EXERCISE: Pull out every line with the word "receiving".

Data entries

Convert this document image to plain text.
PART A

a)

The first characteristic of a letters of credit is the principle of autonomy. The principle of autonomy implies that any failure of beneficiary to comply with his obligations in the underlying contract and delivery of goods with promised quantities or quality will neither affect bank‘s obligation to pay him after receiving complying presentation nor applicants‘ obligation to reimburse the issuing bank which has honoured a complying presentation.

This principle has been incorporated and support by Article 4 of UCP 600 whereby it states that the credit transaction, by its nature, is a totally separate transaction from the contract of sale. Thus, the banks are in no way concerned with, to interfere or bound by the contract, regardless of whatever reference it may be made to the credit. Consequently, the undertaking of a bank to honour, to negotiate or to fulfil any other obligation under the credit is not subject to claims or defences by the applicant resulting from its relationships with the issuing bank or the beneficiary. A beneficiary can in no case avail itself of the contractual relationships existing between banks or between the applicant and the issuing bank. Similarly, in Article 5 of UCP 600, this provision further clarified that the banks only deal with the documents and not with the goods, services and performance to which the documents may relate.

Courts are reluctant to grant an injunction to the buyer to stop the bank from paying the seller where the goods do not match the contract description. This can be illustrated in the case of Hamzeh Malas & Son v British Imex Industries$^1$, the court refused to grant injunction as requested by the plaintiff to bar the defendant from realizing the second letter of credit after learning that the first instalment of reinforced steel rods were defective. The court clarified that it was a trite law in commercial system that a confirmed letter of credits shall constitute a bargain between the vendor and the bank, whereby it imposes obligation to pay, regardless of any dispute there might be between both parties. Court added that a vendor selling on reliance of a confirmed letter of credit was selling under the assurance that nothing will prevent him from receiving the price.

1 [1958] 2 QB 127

ANSWER TO THE TASK:
The first characteristic of a letters of credit is the principle of autonomy. The principle of autonomy implies that any failure of beneficiary to comply with his obligations in the underlying contract and delivery of goods with promised quantities or quality will neither affect bank‘s obligation to pay him after receiving complying presentation nor applicants‘ obligation to reimburse the issuing bank which has honoured a complying presentation.
Courts are reluctant to grant an injunction to the buyer to stop the bank from paying the seller where the goods do not match the contract description. This can be illustrated in the case of Hamzeh Malas & Son v British Imex Industries$^1$, the court refused to grant injunction as requested by the plaintiff to bar the defendant from realizing the second letter of credit after learning that the first instalment of reinforced steel rods were defective. The court clarified that it was a trite law in commercial system that a confirmed letter of credits shall constitute a bargain between the vendor and the bank, whereby it imposes obligation to pay, regardless of any dispute there might be between both parties. Court added that a vendor selling on reliance of a confirmed letter of credit was selling under the assurance that nothing will prevent him from receiving the price.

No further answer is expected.